- PROBLEM TO SOLVE -
Reproduce the listing exactly, with no pictures in your copy.

- INFORMATION PROVIDED -
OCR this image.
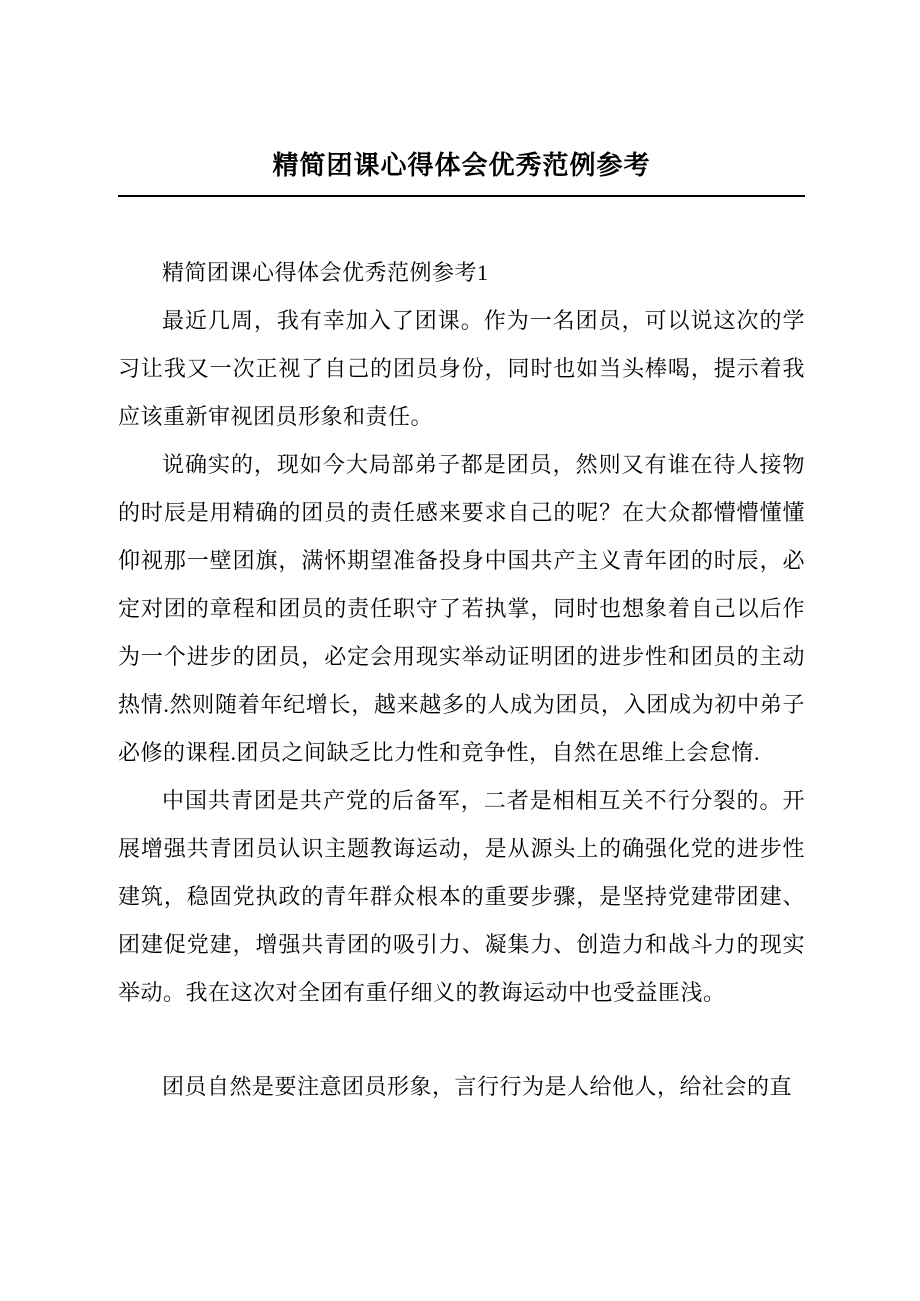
精简团课心得体会优秀范例参考

精简团课心得体会优秀范例参考1

最近几周，我有幸加入了团课。作为一名团员，可以说这次的学习让我又一次正视了自己的团员身份，同时也如当头棒喝，提示着我应该重新审视团员形象和责任。

说确实的，现如今大局部弟子都是团员，然则又有谁在待人接物的时辰是用精确的团员的责任感来要求自己的呢？在大众都懵懵懂懂仰视那一壁团旗，满怀期望准备投身中国共产主义青年团的时辰，必定对团的章程和团员的责任职守了若执掌，同时也想象着自己以后作为一个进步的团员，必定会用现实举动证明团的进步性和团员的主动热情.然则随着年纪增长，越来越多的人成为团员，入团成为初中弟子必修的课程.团员之间缺乏比力性和竞争性，自然在思维上会怠惰.

中国共青团是共产党的后备军，二者是相相互关不行分裂的。开展增强共青团员认识主题教诲运动，是从源头上的确强化党的进步性建筑，稳固党执政的青年群众根本的重要步骤，是坚持党建带团建、团建促党建，增强共青团的吸引力、凝集力、创造力和战斗力的现实举动。我在这次对全团有重仔细义的教诲运动中也受益匪浅。

团员自然是要注意团员形象，言行行为是人给他人，给社会的直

- OUTPUT FOR THIS EXERCISE -
OCR this image.
精简团课心得体会优秀范例参考

精简团课心得体会优秀范例参考1

最近几周，我有幸加入了团课。作为一名团员，可以说这次的学习让我又一次正视了自己的团员身份，同时也如当头棒喝，提示着我应该重新审视团员形象和责任。

说确实的，现如今大局部弟子都是团员，然则又有谁在待人接物的时辰是用精确的团员的责任感来要求自己的呢？在大众都懵懵懂懂仰视那一壁团旗，满怀期望准备投身中国共产主义青年团的时辰，必定对团的章程和团员的责任职守了若执掌，同时也想象着自己以后作为一个进步的团员，必定会用现实举动证明团的进步性和团员的主动热情.然则随着年纪增长，越来越多的人成为团员，入团成为初中弟子必修的课程.团员之间缺乏比力性和竞争性，自然在思维上会怠惰.

中国共青团是共产党的后备军，二者是相相互关不行分裂的。开展增强共青团员认识主题教诲运动，是从源头上的确强化党的进步性建筑，稳固党执政的青年群众根本的重要步骤，是坚持党建带团建、团建促党建，增强共青团的吸引力、凝集力、创造力和战斗力的现实举动。我在这次对全团有重仔细义的教诲运动中也受益匪浅。

团员自然是要注意团员形象，言行行为是人给他人，给社会的直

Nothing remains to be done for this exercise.